##### Data in this exercise

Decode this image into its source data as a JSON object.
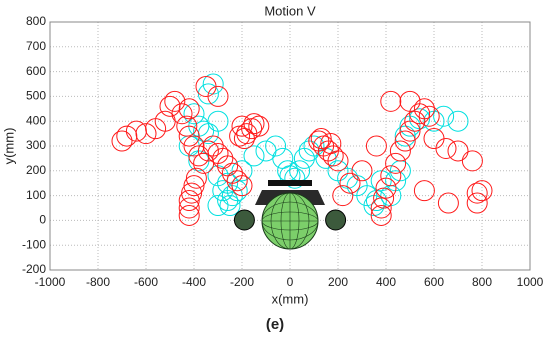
{
  "chart_data": {
    "type": "scatter",
    "title": "Motion V",
    "x_label": "x(mm)",
    "y_label": "y(mm)",
    "caption": "(e)",
    "xlim": [
      -1000,
      1000
    ],
    "xticks": [
      -1000,
      -800,
      -600,
      -400,
      -200,
      0,
      200,
      400,
      600,
      800,
      1000
    ],
    "ylim": [
      -200,
      800
    ],
    "yticks": [
      -200,
      -100,
      0,
      100,
      200,
      300,
      400,
      500,
      600,
      700,
      800
    ],
    "grid": true,
    "series": [
      {
        "color": "#00e0e0",
        "x": [
          -340,
          -320,
          -400,
          -380,
          -360,
          -340,
          -300,
          -420,
          -380,
          -300,
          -260,
          -280,
          -240,
          -260,
          -250,
          -300,
          -220,
          -200,
          -150,
          -100,
          -60,
          -30,
          -10,
          0,
          20,
          40,
          60,
          80,
          100,
          150,
          200,
          240,
          280,
          320,
          360,
          420,
          440,
          460,
          480,
          500,
          540,
          600,
          640,
          700,
          380,
          350
        ],
        "values": [
          510,
          550,
          430,
          380,
          360,
          350,
          400,
          300,
          240,
          180,
          150,
          120,
          100,
          80,
          60,
          60,
          120,
          200,
          260,
          280,
          300,
          250,
          200,
          180,
          170,
          200,
          250,
          280,
          300,
          250,
          200,
          170,
          140,
          100,
          80,
          100,
          160,
          200,
          340,
          380,
          410,
          400,
          420,
          400,
          160,
          60
        ]
      },
      {
        "color": "#ff1a1a",
        "x": [
          -700,
          -680,
          -640,
          -600,
          -560,
          -520,
          -500,
          -480,
          -450,
          -430,
          -420,
          -400,
          -380,
          -360,
          -340,
          -320,
          -300,
          -280,
          -260,
          -240,
          -220,
          -200,
          -300,
          -350,
          -420,
          -420,
          -420,
          -420,
          -410,
          -400,
          -390,
          -200,
          -190,
          -180,
          -160,
          -150,
          -130,
          -210,
          120,
          140,
          160,
          180,
          200,
          130,
          170,
          380,
          380,
          390,
          400,
          420,
          440,
          460,
          480,
          500,
          520,
          540,
          560,
          580,
          600,
          650,
          700,
          760,
          780,
          800,
          780,
          660,
          560,
          420,
          500,
          360,
          300,
          250,
          220
        ],
        "values": [
          320,
          340,
          360,
          350,
          370,
          400,
          460,
          480,
          430,
          380,
          340,
          300,
          260,
          230,
          280,
          300,
          270,
          250,
          220,
          190,
          160,
          140,
          500,
          540,
          450,
          20,
          50,
          80,
          110,
          140,
          170,
          380,
          330,
          350,
          370,
          390,
          380,
          340,
          320,
          300,
          280,
          260,
          240,
          330,
          310,
          20,
          50,
          90,
          130,
          180,
          230,
          280,
          320,
          360,
          400,
          430,
          450,
          420,
          330,
          290,
          280,
          240,
          110,
          120,
          70,
          70,
          120,
          480,
          480,
          300,
          200,
          150,
          100
        ]
      }
    ]
  }
}
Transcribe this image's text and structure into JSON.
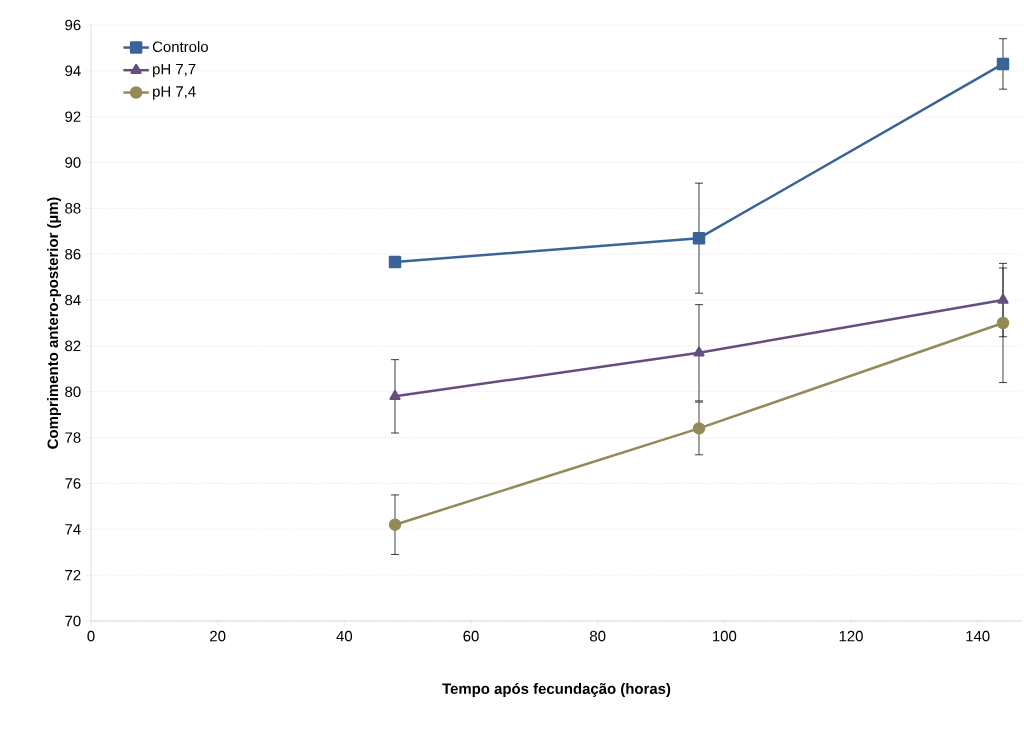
{
  "chart_data": {
    "type": "line",
    "xlabel": "Tempo após fecundação (horas)",
    "ylabel": "Comprimento antero-posterior (µm)",
    "x": [
      48,
      96,
      144
    ],
    "series": [
      {
        "name": "Controlo",
        "color": "#3a6497",
        "marker": "square",
        "values": [
          85.66,
          86.7,
          94.3
        ],
        "errors": [
          null,
          2.4,
          1.1
        ]
      },
      {
        "name": "pH 7,7",
        "color": "#654d7e",
        "marker": "triangle",
        "values": [
          79.8,
          81.7,
          84.0
        ],
        "errors": [
          1.6,
          2.1,
          1.6
        ]
      },
      {
        "name": "pH 7,4",
        "color": "#938a57",
        "marker": "circle",
        "values": [
          74.2,
          78.4,
          83.0
        ],
        "errors": [
          1.3,
          1.15,
          [
            80.4,
            85.4
          ]
        ]
      }
    ],
    "xlim": [
      0,
      147
    ],
    "ylim": [
      70,
      96
    ],
    "xticks": [
      0,
      20,
      40,
      60,
      80,
      100,
      120,
      140
    ],
    "yticks": [
      70,
      72,
      74,
      76,
      78,
      80,
      82,
      84,
      86,
      88,
      90,
      92,
      94,
      96
    ],
    "grid": "y",
    "legend": "top left",
    "line_style": "solid"
  }
}
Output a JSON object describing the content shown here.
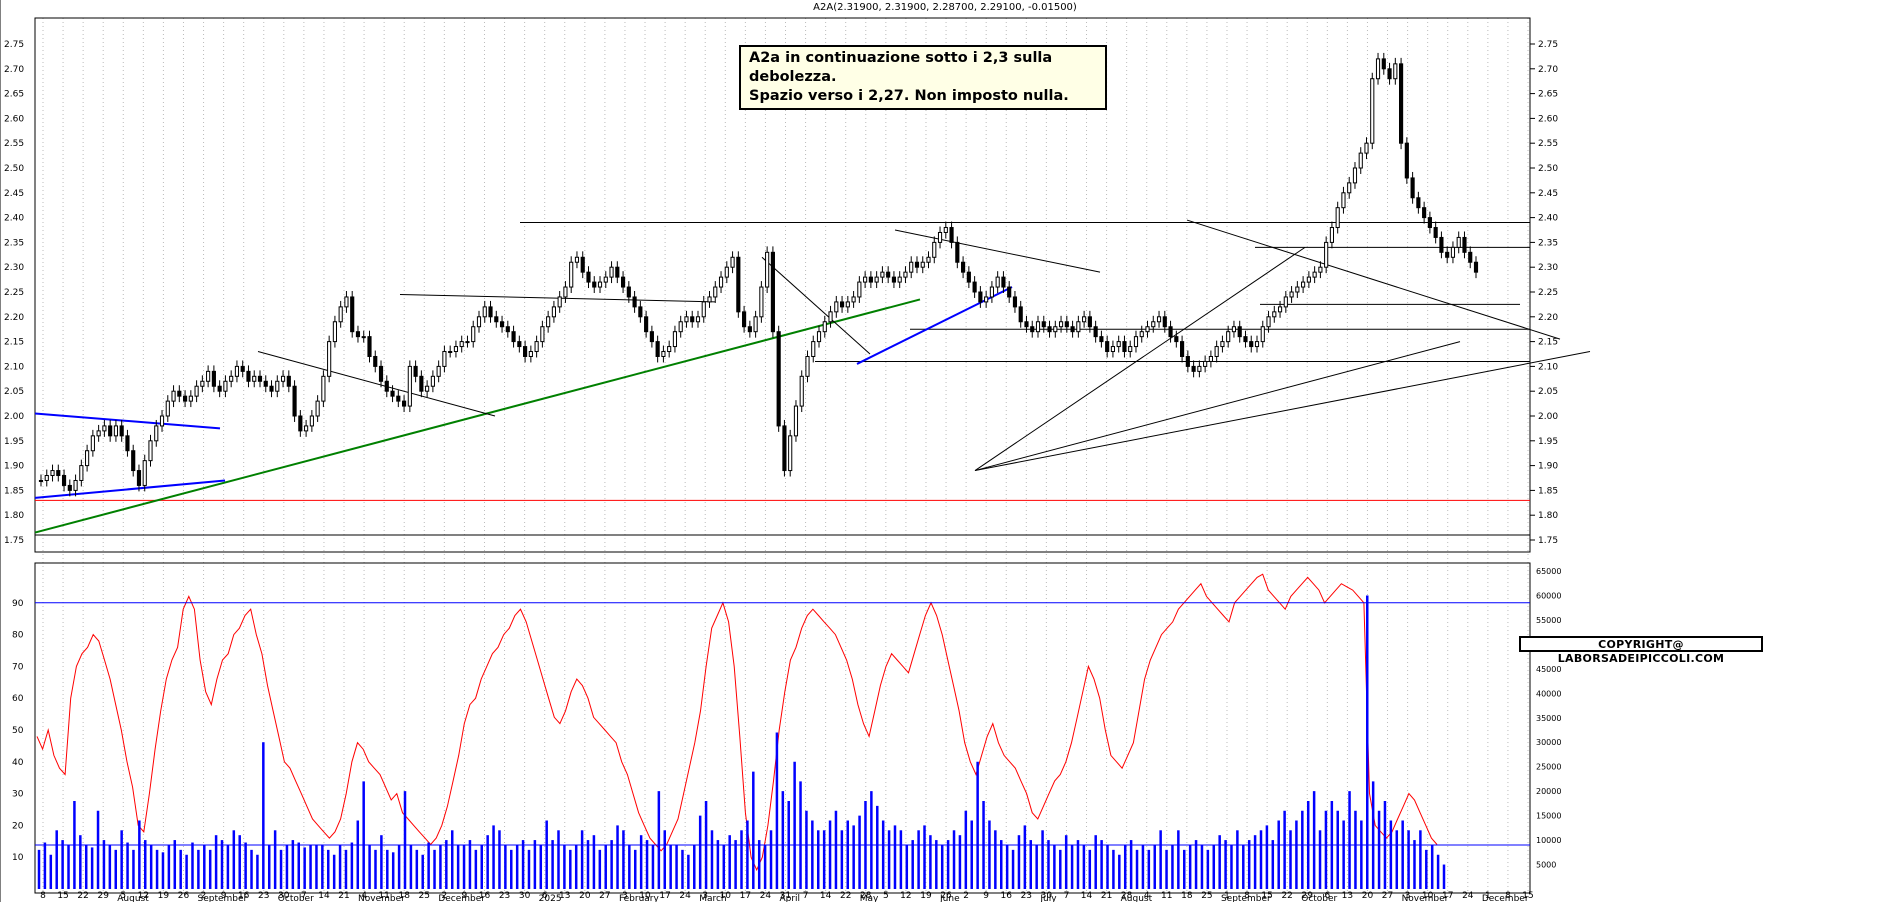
{
  "title": "A2A(2.31900, 2.31900, 2.28700, 2.29100, -0.01500)",
  "note": {
    "line1": "A2a in continuazione sotto i 2,3 sulla debolezza.",
    "line2": "Spazio verso i 2,27. Non imposto nulla."
  },
  "copyright": "COPYRIGHT@ LABORSADEIPICCOLI.COM",
  "colors": {
    "candle": "#000000",
    "oscillator": "#ff0000",
    "volume": "#0000ff",
    "support_red": "#ff0000",
    "trend_green": "#008000",
    "trend_blue": "#0000ff",
    "grid": "#bbbbbb"
  },
  "chart_data": [
    {
      "type": "candlestick",
      "name": "price",
      "ylim": [
        1.75,
        2.75
      ],
      "y_ticks": [
        "2.75",
        "2.70",
        "2.65",
        "2.60",
        "2.55",
        "2.50",
        "2.45",
        "2.40",
        "2.35",
        "2.30",
        "2.25",
        "2.20",
        "2.15",
        "2.10",
        "2.05",
        "2.00",
        "1.95",
        "1.90",
        "1.85",
        "1.80",
        "1.75"
      ],
      "x_day_ticks": [
        "8",
        "15",
        "22",
        "29",
        "5",
        "12",
        "19",
        "26",
        "2",
        "9",
        "16",
        "23",
        "30",
        "7",
        "14",
        "21",
        "4",
        "11",
        "18",
        "25",
        "2",
        "9",
        "16",
        "23",
        "30",
        "6",
        "13",
        "20",
        "27",
        "3",
        "10",
        "17",
        "24",
        "3",
        "10",
        "17",
        "24",
        "31",
        "7",
        "14",
        "22",
        "28",
        "5",
        "12",
        "19",
        "26",
        "2",
        "9",
        "16",
        "23",
        "30",
        "7",
        "14",
        "21",
        "28",
        "4",
        "11",
        "18",
        "25",
        "1",
        "8",
        "15",
        "22",
        "29",
        "6",
        "13",
        "20",
        "27",
        "3",
        "10",
        "17",
        "24",
        "1",
        "8",
        "15"
      ],
      "x_month_labels": [
        "August",
        "September",
        "October",
        "November",
        "December",
        "2025",
        "February",
        "March",
        "April",
        "May",
        "June",
        "July",
        "August",
        "September",
        "October",
        "November",
        "December"
      ],
      "closes": [
        1.87,
        1.88,
        1.89,
        1.88,
        1.86,
        1.85,
        1.87,
        1.9,
        1.93,
        1.96,
        1.97,
        1.98,
        1.96,
        1.98,
        1.96,
        1.93,
        1.89,
        1.86,
        1.91,
        1.95,
        1.98,
        2.0,
        2.03,
        2.05,
        2.04,
        2.03,
        2.04,
        2.06,
        2.07,
        2.09,
        2.06,
        2.05,
        2.07,
        2.08,
        2.1,
        2.09,
        2.07,
        2.08,
        2.07,
        2.06,
        2.05,
        2.07,
        2.08,
        2.06,
        2.0,
        1.97,
        1.98,
        2.0,
        2.03,
        2.08,
        2.15,
        2.19,
        2.22,
        2.24,
        2.17,
        2.16,
        2.16,
        2.12,
        2.1,
        2.07,
        2.05,
        2.04,
        2.03,
        2.02,
        2.1,
        2.08,
        2.05,
        2.06,
        2.08,
        2.1,
        2.13,
        2.13,
        2.14,
        2.15,
        2.15,
        2.18,
        2.2,
        2.22,
        2.2,
        2.19,
        2.18,
        2.17,
        2.15,
        2.14,
        2.12,
        2.13,
        2.15,
        2.18,
        2.2,
        2.22,
        2.24,
        2.26,
        2.31,
        2.32,
        2.29,
        2.27,
        2.26,
        2.27,
        2.28,
        2.3,
        2.28,
        2.26,
        2.24,
        2.22,
        2.2,
        2.17,
        2.15,
        2.12,
        2.13,
        2.14,
        2.17,
        2.19,
        2.2,
        2.19,
        2.2,
        2.23,
        2.24,
        2.26,
        2.28,
        2.3,
        2.32,
        2.21,
        2.18,
        2.17,
        2.2,
        2.26,
        2.33,
        2.17,
        1.98,
        1.89,
        1.96,
        2.02,
        2.08,
        2.12,
        2.15,
        2.17,
        2.19,
        2.21,
        2.23,
        2.22,
        2.23,
        2.24,
        2.27,
        2.28,
        2.27,
        2.28,
        2.29,
        2.28,
        2.27,
        2.28,
        2.29,
        2.31,
        2.3,
        2.31,
        2.32,
        2.35,
        2.37,
        2.38,
        2.35,
        2.31,
        2.29,
        2.27,
        2.25,
        2.23,
        2.24,
        2.26,
        2.28,
        2.26,
        2.24,
        2.22,
        2.19,
        2.18,
        2.17,
        2.19,
        2.18,
        2.17,
        2.18,
        2.19,
        2.18,
        2.17,
        2.19,
        2.2,
        2.18,
        2.16,
        2.15,
        2.13,
        2.14,
        2.15,
        2.13,
        2.14,
        2.16,
        2.17,
        2.18,
        2.19,
        2.2,
        2.18,
        2.16,
        2.15,
        2.12,
        2.1,
        2.09,
        2.1,
        2.11,
        2.12,
        2.14,
        2.15,
        2.17,
        2.18,
        2.16,
        2.15,
        2.14,
        2.15,
        2.18,
        2.2,
        2.21,
        2.22,
        2.24,
        2.25,
        2.26,
        2.27,
        2.28,
        2.29,
        2.3,
        2.35,
        2.38,
        2.42,
        2.45,
        2.47,
        2.5,
        2.53,
        2.55,
        2.68,
        2.72,
        2.7,
        2.68,
        2.71,
        2.55,
        2.48,
        2.44,
        2.42,
        2.4,
        2.38,
        2.36,
        2.33,
        2.32,
        2.34,
        2.36,
        2.33,
        2.31,
        2.29
      ]
    },
    {
      "type": "line",
      "name": "oscillator",
      "ylim": [
        0,
        100
      ],
      "y_ticks": [
        "90",
        "80",
        "70",
        "60",
        "50",
        "40",
        "30",
        "20",
        "10"
      ],
      "level_line": 90,
      "values": [
        48,
        44,
        50,
        42,
        38,
        36,
        60,
        70,
        74,
        76,
        80,
        78,
        72,
        66,
        58,
        50,
        40,
        32,
        20,
        18,
        30,
        44,
        56,
        66,
        72,
        76,
        88,
        92,
        88,
        72,
        62,
        58,
        66,
        72,
        74,
        80,
        82,
        86,
        88,
        80,
        74,
        64,
        56,
        48,
        40,
        38,
        34,
        30,
        26,
        22,
        20,
        18,
        16,
        18,
        22,
        30,
        40,
        46,
        44,
        40,
        38,
        36,
        32,
        28,
        30,
        24,
        22,
        20,
        18,
        16,
        14,
        16,
        20,
        26,
        34,
        42,
        52,
        58,
        60,
        66,
        70,
        74,
        76,
        80,
        82,
        86,
        88,
        84,
        78,
        72,
        66,
        60,
        54,
        52,
        56,
        62,
        66,
        64,
        60,
        54,
        52,
        50,
        48,
        46,
        40,
        36,
        30,
        24,
        20,
        16,
        14,
        12,
        14,
        18,
        22,
        30,
        38,
        46,
        56,
        70,
        82,
        86,
        90,
        84,
        70,
        48,
        24,
        10,
        6,
        10,
        20,
        34,
        50,
        62,
        72,
        76,
        82,
        86,
        88,
        86,
        84,
        82,
        80,
        76,
        72,
        66,
        58,
        52,
        48,
        56,
        64,
        70,
        74,
        72,
        70,
        68,
        74,
        80,
        86,
        90,
        86,
        80,
        72,
        64,
        56,
        46,
        40,
        36,
        42,
        48,
        52,
        46,
        42,
        40,
        38,
        34,
        30,
        24,
        22,
        26,
        30,
        34,
        36,
        40,
        46,
        54,
        62,
        70,
        66,
        60,
        50,
        42,
        40,
        38,
        42,
        46,
        56,
        66,
        72,
        76,
        80,
        82,
        84,
        88,
        90,
        92,
        94,
        96,
        92,
        90,
        88,
        86,
        84,
        90,
        92,
        94,
        96,
        98,
        99,
        94,
        92,
        90,
        88,
        92,
        94,
        96,
        98,
        96,
        94,
        90,
        92,
        94,
        96,
        95,
        94,
        92,
        90,
        30,
        20,
        18,
        16,
        18,
        22,
        26,
        30,
        28,
        24,
        20,
        16,
        14
      ]
    },
    {
      "type": "bar",
      "name": "volume",
      "ylim": [
        0,
        65000
      ],
      "y_ticks": [
        "65000",
        "60000",
        "55000",
        "50000",
        "45000",
        "40000",
        "35000",
        "30000",
        "25000",
        "20000",
        "15000",
        "10000",
        "5000"
      ],
      "level_line": 9000,
      "values": [
        8000,
        9500,
        7000,
        12000,
        10000,
        9000,
        18000,
        11000,
        9000,
        8500,
        16000,
        10000,
        9000,
        8000,
        12000,
        9500,
        8000,
        14000,
        10000,
        9000,
        8000,
        7500,
        9000,
        10000,
        8000,
        7000,
        9500,
        8000,
        9000,
        8000,
        11000,
        10000,
        9000,
        12000,
        11000,
        9500,
        8000,
        7000,
        30000,
        9000,
        12000,
        8000,
        9000,
        10000,
        9500,
        8500,
        9000,
        9000,
        9000,
        8000,
        7000,
        9000,
        8000,
        9500,
        14000,
        22000,
        9000,
        8000,
        11000,
        8000,
        7500,
        9000,
        20000,
        9000,
        8000,
        7000,
        9500,
        8000,
        9000,
        10000,
        12000,
        9000,
        9000,
        10000,
        8000,
        9000,
        11000,
        13000,
        12000,
        9000,
        8000,
        9000,
        10000,
        8000,
        10000,
        9000,
        14000,
        10000,
        12000,
        9000,
        8000,
        9000,
        12000,
        10000,
        11000,
        8000,
        9000,
        10000,
        13000,
        12000,
        9000,
        8000,
        11000,
        10000,
        9000,
        20000,
        12000,
        9000,
        9000,
        8000,
        7000,
        9000,
        15000,
        18000,
        12000,
        10000,
        9000,
        11000,
        10000,
        12000,
        14000,
        24000,
        10000,
        9000,
        12000,
        32000,
        20000,
        18000,
        26000,
        22000,
        16000,
        14000,
        12000,
        12000,
        14000,
        16000,
        12000,
        14000,
        13000,
        15000,
        18000,
        20000,
        17000,
        14000,
        12000,
        13000,
        12000,
        9000,
        10000,
        12000,
        13000,
        11000,
        10000,
        9000,
        10000,
        12000,
        11000,
        16000,
        14000,
        26000,
        18000,
        14000,
        12000,
        10000,
        9000,
        8000,
        11000,
        13000,
        10000,
        9000,
        12000,
        10000,
        9000,
        8000,
        11000,
        9000,
        10000,
        9000,
        8000,
        11000,
        10000,
        9000,
        8000,
        7000,
        9000,
        10000,
        8000,
        9000,
        8000,
        9000,
        12000,
        8000,
        9000,
        12000,
        8000,
        9000,
        10000,
        9000,
        8000,
        9000,
        11000,
        10000,
        9000,
        12000,
        9000,
        10000,
        11000,
        12000,
        13000,
        10000,
        14000,
        16000,
        12000,
        14000,
        16000,
        18000,
        20000,
        12000,
        16000,
        18000,
        16000,
        14000,
        20000,
        16000,
        14000,
        60000,
        22000,
        16000,
        18000,
        14000,
        12000,
        14000,
        12000,
        10000,
        12000,
        8000,
        9000,
        7000,
        5000
      ]
    }
  ]
}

##########

■ What you are asked to do
How many lines in the records above contain the word "image"? Give only the number.

■ Exercise result
2